[Dataset items]

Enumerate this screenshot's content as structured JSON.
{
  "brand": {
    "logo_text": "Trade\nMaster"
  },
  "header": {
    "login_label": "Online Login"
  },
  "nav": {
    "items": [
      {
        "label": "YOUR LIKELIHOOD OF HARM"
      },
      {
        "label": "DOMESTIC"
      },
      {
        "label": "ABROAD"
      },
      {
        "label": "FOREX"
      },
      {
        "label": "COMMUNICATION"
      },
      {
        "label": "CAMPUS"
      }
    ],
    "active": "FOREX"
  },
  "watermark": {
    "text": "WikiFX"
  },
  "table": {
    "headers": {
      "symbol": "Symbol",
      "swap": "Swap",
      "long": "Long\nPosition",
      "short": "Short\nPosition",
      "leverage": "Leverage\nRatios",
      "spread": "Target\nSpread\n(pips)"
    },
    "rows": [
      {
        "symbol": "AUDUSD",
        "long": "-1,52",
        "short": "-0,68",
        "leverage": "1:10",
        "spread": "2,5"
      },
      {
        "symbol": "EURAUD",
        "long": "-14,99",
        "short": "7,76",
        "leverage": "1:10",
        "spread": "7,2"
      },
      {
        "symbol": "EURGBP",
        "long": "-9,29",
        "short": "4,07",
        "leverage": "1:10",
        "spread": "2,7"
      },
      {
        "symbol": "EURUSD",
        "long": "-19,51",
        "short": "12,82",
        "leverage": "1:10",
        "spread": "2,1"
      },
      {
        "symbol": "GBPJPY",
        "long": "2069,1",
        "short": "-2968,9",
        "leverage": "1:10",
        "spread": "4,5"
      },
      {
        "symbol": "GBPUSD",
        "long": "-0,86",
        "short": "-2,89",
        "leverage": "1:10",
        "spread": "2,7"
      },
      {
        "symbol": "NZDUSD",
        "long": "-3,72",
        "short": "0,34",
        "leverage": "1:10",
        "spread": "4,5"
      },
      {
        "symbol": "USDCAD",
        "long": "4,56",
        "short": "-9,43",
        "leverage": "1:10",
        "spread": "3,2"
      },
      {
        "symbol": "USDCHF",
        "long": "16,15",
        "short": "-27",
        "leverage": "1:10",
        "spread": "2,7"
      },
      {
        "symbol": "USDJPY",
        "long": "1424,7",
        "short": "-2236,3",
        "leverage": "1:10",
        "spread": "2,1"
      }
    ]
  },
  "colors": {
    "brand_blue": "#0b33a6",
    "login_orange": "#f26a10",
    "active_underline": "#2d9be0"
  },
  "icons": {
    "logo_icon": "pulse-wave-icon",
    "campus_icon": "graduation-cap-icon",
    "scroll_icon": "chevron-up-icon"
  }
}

→ The task: Repeat the records above exactly, leaving none out.

→ Task solution:
Enumerate this screenshot's content as structured JSON.
{
  "brand": {
    "logo_text": "Trade\nMaster"
  },
  "header": {
    "login_label": "Online Login"
  },
  "nav": {
    "items": [
      {
        "label": "YOUR LIKELIHOOD OF HARM"
      },
      {
        "label": "DOMESTIC"
      },
      {
        "label": "ABROAD"
      },
      {
        "label": "FOREX"
      },
      {
        "label": "COMMUNICATION"
      },
      {
        "label": "CAMPUS"
      }
    ],
    "active": "FOREX"
  },
  "watermark": {
    "text": "WikiFX"
  },
  "table": {
    "headers": {
      "symbol": "Symbol",
      "swap": "Swap",
      "long": "Long\nPosition",
      "short": "Short\nPosition",
      "leverage": "Leverage\nRatios",
      "spread": "Target\nSpread\n(pips)"
    },
    "rows": [
      {
        "symbol": "AUDUSD",
        "long": "-1,52",
        "short": "-0,68",
        "leverage": "1:10",
        "spread": "2,5"
      },
      {
        "symbol": "EURAUD",
        "long": "-14,99",
        "short": "7,76",
        "leverage": "1:10",
        "spread": "7,2"
      },
      {
        "symbol": "EURGBP",
        "long": "-9,29",
        "short": "4,07",
        "leverage": "1:10",
        "spread": "2,7"
      },
      {
        "symbol": "EURUSD",
        "long": "-19,51",
        "short": "12,82",
        "leverage": "1:10",
        "spread": "2,1"
      },
      {
        "symbol": "GBPJPY",
        "long": "2069,1",
        "short": "-2968,9",
        "leverage": "1:10",
        "spread": "4,5"
      },
      {
        "symbol": "GBPUSD",
        "long": "-0,86",
        "short": "-2,89",
        "leverage": "1:10",
        "spread": "2,7"
      },
      {
        "symbol": "NZDUSD",
        "long": "-3,72",
        "short": "0,34",
        "leverage": "1:10",
        "spread": "4,5"
      },
      {
        "symbol": "USDCAD",
        "long": "4,56",
        "short": "-9,43",
        "leverage": "1:10",
        "spread": "3,2"
      },
      {
        "symbol": "USDCHF",
        "long": "16,15",
        "short": "-27",
        "leverage": "1:10",
        "spread": "2,7"
      },
      {
        "symbol": "USDJPY",
        "long": "1424,7",
        "short": "-2236,3",
        "leverage": "1:10",
        "spread": "2,1"
      }
    ]
  },
  "colors": {
    "brand_blue": "#0b33a6",
    "login_orange": "#f26a10",
    "active_underline": "#2d9be0"
  },
  "icons": {
    "logo_icon": "pulse-wave-icon",
    "campus_icon": "graduation-cap-icon",
    "scroll_icon": "chevron-up-icon"
  }
}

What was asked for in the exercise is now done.